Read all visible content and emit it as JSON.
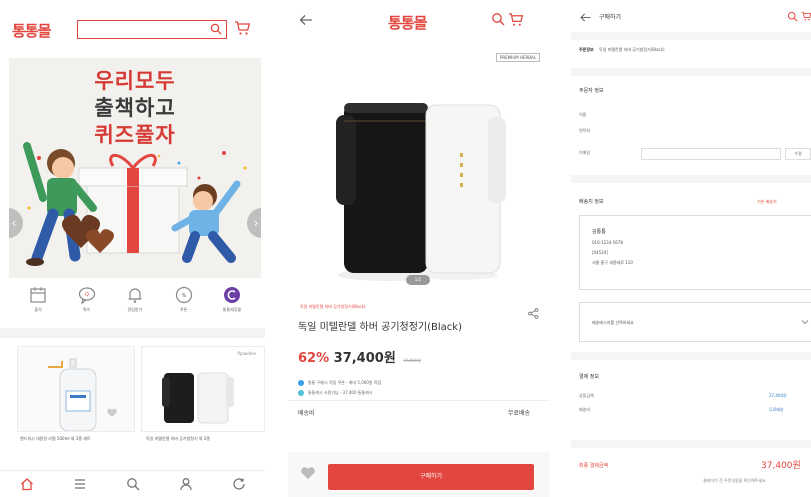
{
  "brand": {
    "name": "통통몰",
    "color": "#e2463f"
  },
  "home": {
    "search": {
      "value": "",
      "placeholder": ""
    },
    "banner": {
      "line1": "우리모두",
      "line2": "출책하고",
      "line3": "퀴즈풀자"
    },
    "quick_menu": [
      {
        "icon": "calendar-icon",
        "label": "출석"
      },
      {
        "icon": "gift-chat-icon",
        "label": "퀴즈"
      },
      {
        "icon": "bell-icon",
        "label": "알림받기"
      },
      {
        "icon": "coupon-icon",
        "label": "쿠폰"
      },
      {
        "icon": "partner-icon",
        "label": "통통제휴몰"
      }
    ],
    "products": [
      {
        "name": "핸드워시 대용량 리필 500ml 외 3종 세트"
      },
      {
        "name": "독일 미텔란델 하버 공기청정기 외 2종",
        "tag": "Ppaadine"
      }
    ],
    "bottom_nav": [
      {
        "icon": "home-icon"
      },
      {
        "icon": "menu-icon"
      },
      {
        "icon": "search-icon"
      },
      {
        "icon": "user-icon"
      },
      {
        "icon": "history-icon"
      }
    ]
  },
  "product": {
    "image_label": "PREMIUM HERBAL",
    "page_indicator": "1/2",
    "category": "독일 미텔란델 하버 공기청정기(Black)",
    "title": "독일 미텔란델 하버 공기청정기(Black)",
    "discount": "62%",
    "price": "37,400원",
    "original_price": "99,000원",
    "info": [
      {
        "text": "통통 구매시 적립 쿠폰 · 최대 5,000원 적립",
        "color": "#3aa0e8"
      },
      {
        "text": "통통캐시 사용가능 · 37,400 통통캐시",
        "color": "#4fc0d8"
      }
    ],
    "shipping_label": "배송비",
    "shipping_value": "무료배송",
    "buy_label": "구매하기"
  },
  "checkout": {
    "title": "구매하기",
    "order_info_label": "주문정보",
    "order_info_value": "독일 미텔란델 하버 공기청정기(Black)",
    "orderer_section": "주문자 정보",
    "orderer_rows": [
      "이름",
      "연락처",
      "이메일"
    ],
    "verify_button": "수정",
    "shipping_section": "배송지 정보",
    "shipping_link": "기본 배송지",
    "address": {
      "name": "김통통",
      "phone": "010-1234-5678",
      "zip": "[04524]",
      "street": "서울 중구 세종대로 110"
    },
    "delivery_request": "배송메시지를 선택하세요",
    "payment_section": "결제 정보",
    "payment_rows": [
      {
        "label": "상품금액",
        "value": "37,400원"
      },
      {
        "label": "배송비",
        "value": "무료배송"
      }
    ],
    "total_label": "최종 결제금액",
    "total_value": "37,400원",
    "total_note": "결제하기 전 주문내용을 확인해주세요"
  }
}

* * *

What is required »
Transcribe all of the records above character for character. Exclude the pictures.

Output of the task »
Read all visible content and emit it as JSON.
{
  "brand": {
    "name": "통통몰",
    "color": "#e2463f"
  },
  "home": {
    "search": {
      "value": "",
      "placeholder": ""
    },
    "banner": {
      "line1": "우리모두",
      "line2": "출책하고",
      "line3": "퀴즈풀자"
    },
    "quick_menu": [
      {
        "icon": "calendar-icon",
        "label": "출석"
      },
      {
        "icon": "gift-chat-icon",
        "label": "퀴즈"
      },
      {
        "icon": "bell-icon",
        "label": "알림받기"
      },
      {
        "icon": "coupon-icon",
        "label": "쿠폰"
      },
      {
        "icon": "partner-icon",
        "label": "통통제휴몰"
      }
    ],
    "products": [
      {
        "name": "핸드워시 대용량 리필 500ml 외 3종 세트"
      },
      {
        "name": "독일 미텔란델 하버 공기청정기 외 2종",
        "tag": "Ppaadine"
      }
    ],
    "bottom_nav": [
      {
        "icon": "home-icon"
      },
      {
        "icon": "menu-icon"
      },
      {
        "icon": "search-icon"
      },
      {
        "icon": "user-icon"
      },
      {
        "icon": "history-icon"
      }
    ]
  },
  "product": {
    "image_label": "PREMIUM HERBAL",
    "page_indicator": "1/2",
    "category": "독일 미텔란델 하버 공기청정기(Black)",
    "title": "독일 미텔란델 하버 공기청정기(Black)",
    "discount": "62%",
    "price": "37,400원",
    "original_price": "99,000원",
    "info": [
      {
        "text": "통통 구매시 적립 쿠폰 · 최대 5,000원 적립",
        "color": "#3aa0e8"
      },
      {
        "text": "통통캐시 사용가능 · 37,400 통통캐시",
        "color": "#4fc0d8"
      }
    ],
    "shipping_label": "배송비",
    "shipping_value": "무료배송",
    "buy_label": "구매하기"
  },
  "checkout": {
    "title": "구매하기",
    "order_info_label": "주문정보",
    "order_info_value": "독일 미텔란델 하버 공기청정기(Black)",
    "orderer_section": "주문자 정보",
    "orderer_rows": [
      "이름",
      "연락처",
      "이메일"
    ],
    "verify_button": "수정",
    "shipping_section": "배송지 정보",
    "shipping_link": "기본 배송지",
    "address": {
      "name": "김통통",
      "phone": "010-1234-5678",
      "zip": "[04524]",
      "street": "서울 중구 세종대로 110"
    },
    "delivery_request": "배송메시지를 선택하세요",
    "payment_section": "결제 정보",
    "payment_rows": [
      {
        "label": "상품금액",
        "value": "37,400원"
      },
      {
        "label": "배송비",
        "value": "무료배송"
      }
    ],
    "total_label": "최종 결제금액",
    "total_value": "37,400원",
    "total_note": "결제하기 전 주문내용을 확인해주세요"
  }
}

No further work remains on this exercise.